[Stored data]
<<<<
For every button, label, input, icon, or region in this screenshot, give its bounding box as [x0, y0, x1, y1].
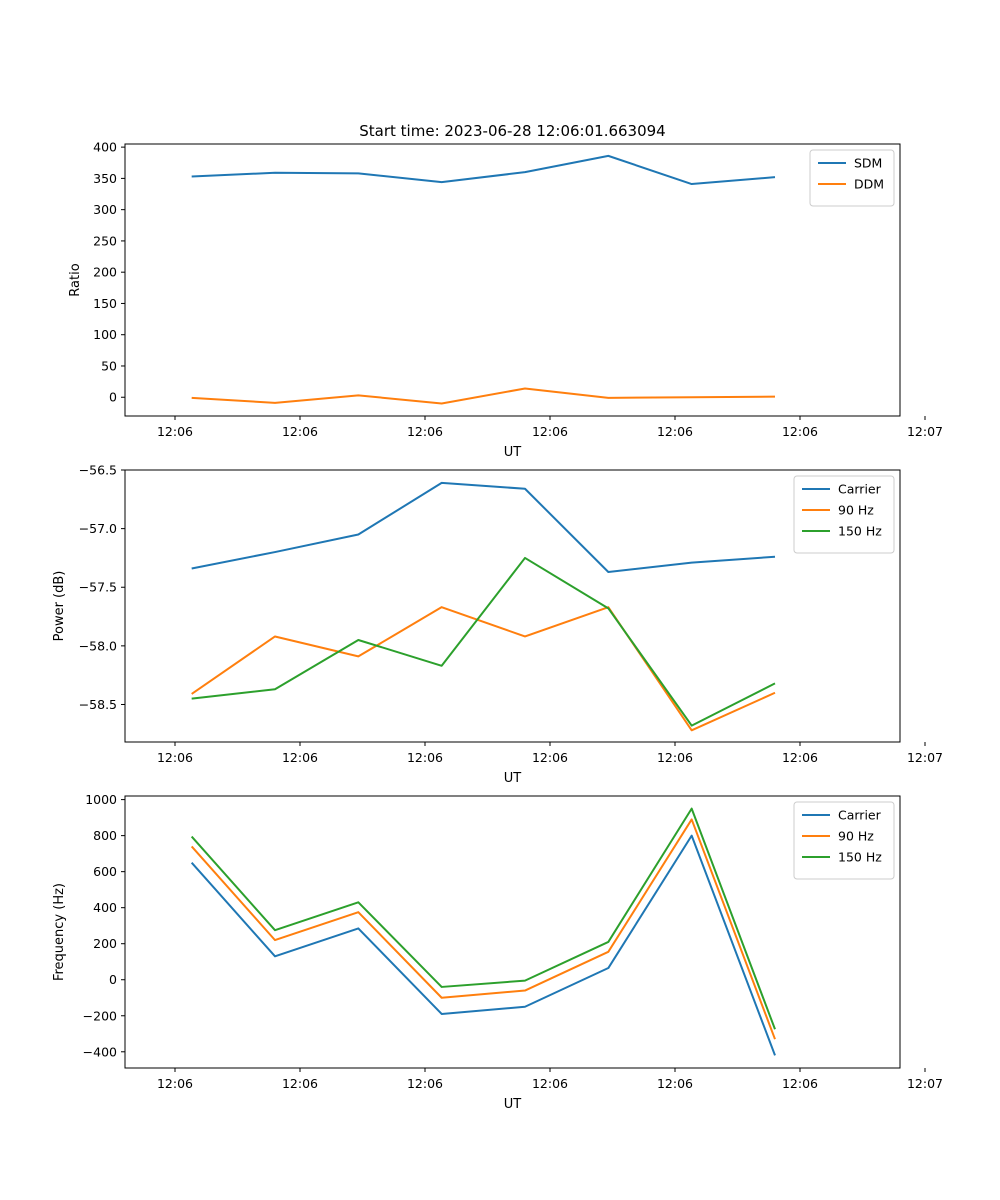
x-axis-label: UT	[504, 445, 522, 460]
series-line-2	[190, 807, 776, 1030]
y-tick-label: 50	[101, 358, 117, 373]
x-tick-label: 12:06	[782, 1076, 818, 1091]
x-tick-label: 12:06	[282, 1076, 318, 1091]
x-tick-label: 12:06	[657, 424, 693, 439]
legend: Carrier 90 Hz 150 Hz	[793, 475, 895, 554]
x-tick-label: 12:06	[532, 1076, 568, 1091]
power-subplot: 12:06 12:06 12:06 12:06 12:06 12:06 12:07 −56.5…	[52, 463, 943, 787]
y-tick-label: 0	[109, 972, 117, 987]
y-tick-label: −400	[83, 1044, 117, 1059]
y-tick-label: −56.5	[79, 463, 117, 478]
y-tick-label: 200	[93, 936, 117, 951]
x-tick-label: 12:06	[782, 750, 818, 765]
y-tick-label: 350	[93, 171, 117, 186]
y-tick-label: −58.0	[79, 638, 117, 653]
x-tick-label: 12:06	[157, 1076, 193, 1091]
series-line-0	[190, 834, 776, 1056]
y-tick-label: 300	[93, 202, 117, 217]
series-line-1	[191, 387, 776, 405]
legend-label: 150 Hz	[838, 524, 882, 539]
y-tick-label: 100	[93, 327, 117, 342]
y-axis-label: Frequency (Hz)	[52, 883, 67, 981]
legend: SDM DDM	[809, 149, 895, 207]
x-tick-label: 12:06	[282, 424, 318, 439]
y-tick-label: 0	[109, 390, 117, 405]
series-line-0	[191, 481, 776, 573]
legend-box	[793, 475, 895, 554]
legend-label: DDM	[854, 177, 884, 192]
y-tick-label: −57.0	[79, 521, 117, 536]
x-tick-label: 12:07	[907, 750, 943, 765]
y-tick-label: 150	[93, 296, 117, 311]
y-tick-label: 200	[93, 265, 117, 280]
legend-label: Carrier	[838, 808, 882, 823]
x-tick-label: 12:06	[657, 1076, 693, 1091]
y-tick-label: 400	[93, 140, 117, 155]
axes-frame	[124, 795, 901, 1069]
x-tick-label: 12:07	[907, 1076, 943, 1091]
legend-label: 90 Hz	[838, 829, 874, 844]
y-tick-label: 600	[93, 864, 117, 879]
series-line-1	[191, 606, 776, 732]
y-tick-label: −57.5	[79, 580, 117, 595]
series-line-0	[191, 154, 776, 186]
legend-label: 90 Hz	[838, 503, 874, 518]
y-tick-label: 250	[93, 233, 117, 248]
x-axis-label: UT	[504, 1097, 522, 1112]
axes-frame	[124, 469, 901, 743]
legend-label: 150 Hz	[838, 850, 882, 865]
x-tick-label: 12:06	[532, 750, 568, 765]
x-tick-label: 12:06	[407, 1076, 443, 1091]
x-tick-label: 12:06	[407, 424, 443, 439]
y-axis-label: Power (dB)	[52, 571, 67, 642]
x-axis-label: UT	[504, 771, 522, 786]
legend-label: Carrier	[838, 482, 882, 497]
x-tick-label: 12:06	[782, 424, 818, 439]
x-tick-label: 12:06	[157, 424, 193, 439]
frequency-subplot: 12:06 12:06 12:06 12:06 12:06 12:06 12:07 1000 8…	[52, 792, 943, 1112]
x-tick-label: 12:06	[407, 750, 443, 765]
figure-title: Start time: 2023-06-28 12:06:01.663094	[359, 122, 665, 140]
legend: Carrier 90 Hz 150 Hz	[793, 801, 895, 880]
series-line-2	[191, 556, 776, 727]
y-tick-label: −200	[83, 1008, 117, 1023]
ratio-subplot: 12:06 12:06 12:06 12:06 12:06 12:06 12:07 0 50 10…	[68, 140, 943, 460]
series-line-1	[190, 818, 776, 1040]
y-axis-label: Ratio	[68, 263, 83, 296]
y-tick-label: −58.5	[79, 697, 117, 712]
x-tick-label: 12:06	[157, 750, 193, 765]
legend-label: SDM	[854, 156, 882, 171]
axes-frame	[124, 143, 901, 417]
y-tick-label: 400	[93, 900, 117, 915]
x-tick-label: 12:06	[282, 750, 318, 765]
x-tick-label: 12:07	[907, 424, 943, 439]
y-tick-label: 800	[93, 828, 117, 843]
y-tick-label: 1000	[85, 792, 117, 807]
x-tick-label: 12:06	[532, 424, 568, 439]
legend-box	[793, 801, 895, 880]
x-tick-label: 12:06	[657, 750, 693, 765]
>>>>
__Problem statement__
Retype every line of the data above without any changes, leaving out the pictures.

__Answer in full__
For every button, label, input, icon, or region in this screenshot, give its bounding box as [x0, y0, x1, y1].
x-axis-label: UT	[504, 445, 522, 460]
series-line-2	[190, 807, 776, 1030]
y-tick-label: 50	[101, 358, 117, 373]
x-tick-label: 12:06	[782, 1076, 818, 1091]
x-tick-label: 12:06	[282, 1076, 318, 1091]
x-tick-label: 12:06	[657, 424, 693, 439]
legend: Carrier 90 Hz 150 Hz	[793, 475, 895, 554]
x-tick-label: 12:06	[532, 1076, 568, 1091]
power-subplot: 12:06 12:06 12:06 12:06 12:06 12:06 12:07 −56.5…	[52, 463, 943, 787]
y-tick-label: 0	[109, 972, 117, 987]
y-tick-label: −400	[83, 1044, 117, 1059]
y-tick-label: −56.5	[79, 463, 117, 478]
y-tick-label: 200	[93, 936, 117, 951]
x-tick-label: 12:06	[782, 750, 818, 765]
y-tick-label: 350	[93, 171, 117, 186]
y-tick-label: −58.0	[79, 638, 117, 653]
x-tick-label: 12:06	[157, 1076, 193, 1091]
series-line-0	[190, 834, 776, 1056]
y-tick-label: 300	[93, 202, 117, 217]
series-line-1	[191, 387, 776, 405]
legend-label: 150 Hz	[838, 524, 882, 539]
y-tick-label: 100	[93, 327, 117, 342]
y-axis-label: Frequency (Hz)	[52, 883, 67, 981]
legend: SDM DDM	[809, 149, 895, 207]
x-tick-label: 12:06	[282, 424, 318, 439]
y-tick-label: 0	[109, 390, 117, 405]
series-line-0	[191, 481, 776, 573]
legend-box	[793, 475, 895, 554]
legend-label: DDM	[854, 177, 884, 192]
y-tick-label: −57.0	[79, 521, 117, 536]
x-tick-label: 12:07	[907, 750, 943, 765]
y-tick-label: 150	[93, 296, 117, 311]
y-tick-label: 200	[93, 265, 117, 280]
legend-label: Carrier	[838, 808, 882, 823]
x-tick-label: 12:06	[657, 1076, 693, 1091]
y-tick-label: 400	[93, 140, 117, 155]
axes-frame	[124, 795, 901, 1069]
x-tick-label: 12:07	[907, 1076, 943, 1091]
legend-label: 90 Hz	[838, 829, 874, 844]
y-tick-label: 600	[93, 864, 117, 879]
series-line-1	[191, 606, 776, 732]
y-tick-label: −57.5	[79, 580, 117, 595]
series-line-0	[191, 154, 776, 186]
legend-label: 90 Hz	[838, 503, 874, 518]
y-tick-label: 250	[93, 233, 117, 248]
x-axis-label: UT	[504, 1097, 522, 1112]
axes-frame	[124, 469, 901, 743]
legend-label: 150 Hz	[838, 850, 882, 865]
x-tick-label: 12:06	[532, 750, 568, 765]
x-tick-label: 12:06	[407, 1076, 443, 1091]
x-tick-label: 12:06	[407, 424, 443, 439]
y-axis-label: Power (dB)	[52, 571, 67, 642]
x-axis-label: UT	[504, 771, 522, 786]
legend-label: Carrier	[838, 482, 882, 497]
x-tick-label: 12:06	[782, 424, 818, 439]
x-tick-label: 12:06	[157, 424, 193, 439]
frequency-subplot: 12:06 12:06 12:06 12:06 12:06 12:06 12:07 1000 8…	[52, 792, 943, 1112]
x-tick-label: 12:06	[407, 750, 443, 765]
figure-title: Start time: 2023-06-28 12:06:01.663094	[359, 122, 665, 140]
legend: Carrier 90 Hz 150 Hz	[793, 801, 895, 880]
series-line-2	[191, 556, 776, 727]
y-tick-label: −200	[83, 1008, 117, 1023]
ratio-subplot: 12:06 12:06 12:06 12:06 12:06 12:06 12:07 0 50 10…	[68, 140, 943, 460]
series-line-1	[190, 818, 776, 1040]
y-axis-label: Ratio	[68, 263, 83, 296]
y-tick-label: −58.5	[79, 697, 117, 712]
x-tick-label: 12:06	[157, 750, 193, 765]
legend-label: SDM	[854, 156, 882, 171]
axes-frame	[124, 143, 901, 417]
y-tick-label: 400	[93, 900, 117, 915]
x-tick-label: 12:06	[282, 750, 318, 765]
x-tick-label: 12:07	[907, 424, 943, 439]
y-tick-label: 800	[93, 828, 117, 843]
y-tick-label: 1000	[85, 792, 117, 807]
x-tick-label: 12:06	[532, 424, 568, 439]
legend-box	[793, 801, 895, 880]
x-tick-label: 12:06	[657, 750, 693, 765]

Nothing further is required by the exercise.